### AIM OF THE EXERCISE:
Check the listing below for lines that hold "should". How many are there? Please give only the number.

### DATA ROWS:
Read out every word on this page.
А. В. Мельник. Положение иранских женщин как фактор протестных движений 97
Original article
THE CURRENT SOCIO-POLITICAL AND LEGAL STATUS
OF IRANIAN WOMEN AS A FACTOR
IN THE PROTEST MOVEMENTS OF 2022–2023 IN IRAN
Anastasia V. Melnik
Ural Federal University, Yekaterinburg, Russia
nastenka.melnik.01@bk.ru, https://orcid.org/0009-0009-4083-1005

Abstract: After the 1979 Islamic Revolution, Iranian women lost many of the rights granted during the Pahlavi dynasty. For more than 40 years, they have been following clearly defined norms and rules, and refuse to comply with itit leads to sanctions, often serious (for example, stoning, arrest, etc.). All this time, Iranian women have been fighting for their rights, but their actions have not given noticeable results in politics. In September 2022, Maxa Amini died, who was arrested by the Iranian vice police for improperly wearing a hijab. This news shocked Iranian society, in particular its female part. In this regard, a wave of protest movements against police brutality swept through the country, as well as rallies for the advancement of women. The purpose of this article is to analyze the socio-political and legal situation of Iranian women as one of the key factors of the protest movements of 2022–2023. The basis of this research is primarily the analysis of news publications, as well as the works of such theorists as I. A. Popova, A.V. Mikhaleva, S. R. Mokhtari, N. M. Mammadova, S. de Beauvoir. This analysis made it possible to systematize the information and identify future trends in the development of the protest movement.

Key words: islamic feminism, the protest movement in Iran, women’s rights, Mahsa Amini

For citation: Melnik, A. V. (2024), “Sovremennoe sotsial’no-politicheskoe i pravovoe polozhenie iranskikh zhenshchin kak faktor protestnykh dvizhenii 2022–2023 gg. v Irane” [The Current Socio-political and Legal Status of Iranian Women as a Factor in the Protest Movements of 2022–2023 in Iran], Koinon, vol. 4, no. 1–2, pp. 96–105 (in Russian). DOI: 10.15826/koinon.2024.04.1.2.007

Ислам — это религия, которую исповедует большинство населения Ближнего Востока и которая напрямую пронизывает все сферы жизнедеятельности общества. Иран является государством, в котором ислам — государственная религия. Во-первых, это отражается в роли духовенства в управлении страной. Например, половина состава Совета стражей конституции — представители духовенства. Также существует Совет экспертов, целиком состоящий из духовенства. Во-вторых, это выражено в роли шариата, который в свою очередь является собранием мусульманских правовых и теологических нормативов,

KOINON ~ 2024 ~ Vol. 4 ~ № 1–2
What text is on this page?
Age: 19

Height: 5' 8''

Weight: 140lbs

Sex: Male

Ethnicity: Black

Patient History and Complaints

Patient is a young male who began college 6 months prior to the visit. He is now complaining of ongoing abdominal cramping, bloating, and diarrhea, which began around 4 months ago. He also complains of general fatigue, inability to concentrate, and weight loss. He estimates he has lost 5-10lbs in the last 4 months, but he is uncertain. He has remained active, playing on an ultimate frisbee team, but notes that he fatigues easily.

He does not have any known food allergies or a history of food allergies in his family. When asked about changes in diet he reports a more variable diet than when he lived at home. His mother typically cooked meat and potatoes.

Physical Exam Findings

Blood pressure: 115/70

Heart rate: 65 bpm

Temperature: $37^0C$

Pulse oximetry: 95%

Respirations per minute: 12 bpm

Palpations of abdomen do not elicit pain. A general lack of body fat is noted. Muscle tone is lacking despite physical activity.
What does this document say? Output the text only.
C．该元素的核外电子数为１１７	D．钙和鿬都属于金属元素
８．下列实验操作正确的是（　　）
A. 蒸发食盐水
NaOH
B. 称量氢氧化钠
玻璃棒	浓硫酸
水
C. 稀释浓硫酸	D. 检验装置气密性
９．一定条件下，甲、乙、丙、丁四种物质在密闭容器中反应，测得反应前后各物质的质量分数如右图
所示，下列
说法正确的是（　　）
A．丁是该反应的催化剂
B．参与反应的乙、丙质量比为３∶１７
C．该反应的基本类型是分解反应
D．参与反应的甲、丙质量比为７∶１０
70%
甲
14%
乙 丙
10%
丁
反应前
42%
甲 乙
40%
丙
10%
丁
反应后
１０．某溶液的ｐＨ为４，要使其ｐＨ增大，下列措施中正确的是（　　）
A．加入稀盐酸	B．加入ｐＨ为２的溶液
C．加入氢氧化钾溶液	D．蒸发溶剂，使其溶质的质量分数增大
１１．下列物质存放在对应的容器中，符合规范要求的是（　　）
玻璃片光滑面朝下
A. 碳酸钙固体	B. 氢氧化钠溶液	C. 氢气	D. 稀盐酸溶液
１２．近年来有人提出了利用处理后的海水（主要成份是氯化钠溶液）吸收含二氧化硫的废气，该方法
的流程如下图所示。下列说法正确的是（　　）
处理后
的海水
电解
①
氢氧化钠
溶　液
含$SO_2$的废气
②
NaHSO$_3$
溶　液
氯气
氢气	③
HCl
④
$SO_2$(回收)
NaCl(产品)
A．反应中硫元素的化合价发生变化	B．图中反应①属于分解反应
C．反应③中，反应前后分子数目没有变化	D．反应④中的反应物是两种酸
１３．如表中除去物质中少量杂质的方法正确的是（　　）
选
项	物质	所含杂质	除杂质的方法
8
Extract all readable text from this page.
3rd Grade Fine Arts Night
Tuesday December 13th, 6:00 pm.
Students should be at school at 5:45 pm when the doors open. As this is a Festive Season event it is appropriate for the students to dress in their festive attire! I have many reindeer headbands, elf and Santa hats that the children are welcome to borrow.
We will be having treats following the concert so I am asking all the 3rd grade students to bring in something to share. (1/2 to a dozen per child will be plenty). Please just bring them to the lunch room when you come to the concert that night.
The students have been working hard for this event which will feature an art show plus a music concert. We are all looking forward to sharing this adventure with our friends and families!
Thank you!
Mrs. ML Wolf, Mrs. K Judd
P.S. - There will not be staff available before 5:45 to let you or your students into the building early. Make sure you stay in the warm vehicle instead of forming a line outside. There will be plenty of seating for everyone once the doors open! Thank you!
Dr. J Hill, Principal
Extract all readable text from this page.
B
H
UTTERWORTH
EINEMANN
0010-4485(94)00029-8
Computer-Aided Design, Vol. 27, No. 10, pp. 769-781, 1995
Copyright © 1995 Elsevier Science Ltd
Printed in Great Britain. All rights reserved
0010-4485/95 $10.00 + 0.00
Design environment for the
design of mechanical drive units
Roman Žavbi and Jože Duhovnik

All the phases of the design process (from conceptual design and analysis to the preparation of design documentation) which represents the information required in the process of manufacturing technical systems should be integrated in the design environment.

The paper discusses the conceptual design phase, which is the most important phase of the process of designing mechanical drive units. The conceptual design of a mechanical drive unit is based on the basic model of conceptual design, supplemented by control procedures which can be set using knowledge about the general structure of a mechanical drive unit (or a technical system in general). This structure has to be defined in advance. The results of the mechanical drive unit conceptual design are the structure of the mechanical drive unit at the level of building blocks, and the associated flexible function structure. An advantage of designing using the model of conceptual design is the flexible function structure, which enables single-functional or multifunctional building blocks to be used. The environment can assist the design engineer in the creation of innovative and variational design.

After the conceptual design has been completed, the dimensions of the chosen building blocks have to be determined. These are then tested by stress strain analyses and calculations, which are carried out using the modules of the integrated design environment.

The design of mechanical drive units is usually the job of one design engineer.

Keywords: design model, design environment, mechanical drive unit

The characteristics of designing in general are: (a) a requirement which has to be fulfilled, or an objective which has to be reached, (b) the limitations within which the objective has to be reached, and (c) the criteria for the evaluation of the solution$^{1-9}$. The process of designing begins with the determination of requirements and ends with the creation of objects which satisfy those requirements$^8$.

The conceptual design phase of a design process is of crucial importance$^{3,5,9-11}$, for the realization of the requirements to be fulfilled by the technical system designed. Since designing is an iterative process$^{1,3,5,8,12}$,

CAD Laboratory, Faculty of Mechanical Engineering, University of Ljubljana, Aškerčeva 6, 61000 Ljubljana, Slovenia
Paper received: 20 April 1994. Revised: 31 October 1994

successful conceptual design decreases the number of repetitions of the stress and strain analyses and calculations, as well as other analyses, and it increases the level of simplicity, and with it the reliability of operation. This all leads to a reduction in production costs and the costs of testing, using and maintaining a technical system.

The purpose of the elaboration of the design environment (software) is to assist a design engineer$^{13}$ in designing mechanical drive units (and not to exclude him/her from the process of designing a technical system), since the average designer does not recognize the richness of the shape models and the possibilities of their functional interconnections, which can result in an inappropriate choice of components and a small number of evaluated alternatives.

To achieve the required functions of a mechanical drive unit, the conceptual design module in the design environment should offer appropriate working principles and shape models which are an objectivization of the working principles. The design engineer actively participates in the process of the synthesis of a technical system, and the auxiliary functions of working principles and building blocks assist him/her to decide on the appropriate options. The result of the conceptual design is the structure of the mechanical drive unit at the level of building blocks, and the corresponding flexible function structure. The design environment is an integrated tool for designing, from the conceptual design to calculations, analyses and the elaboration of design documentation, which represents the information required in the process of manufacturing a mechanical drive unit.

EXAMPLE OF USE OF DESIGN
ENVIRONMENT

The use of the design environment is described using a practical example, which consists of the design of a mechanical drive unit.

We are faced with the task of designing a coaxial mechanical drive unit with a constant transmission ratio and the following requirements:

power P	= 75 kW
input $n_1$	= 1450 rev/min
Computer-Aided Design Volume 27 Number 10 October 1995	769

### RESULT OF THE EXERCISE:
3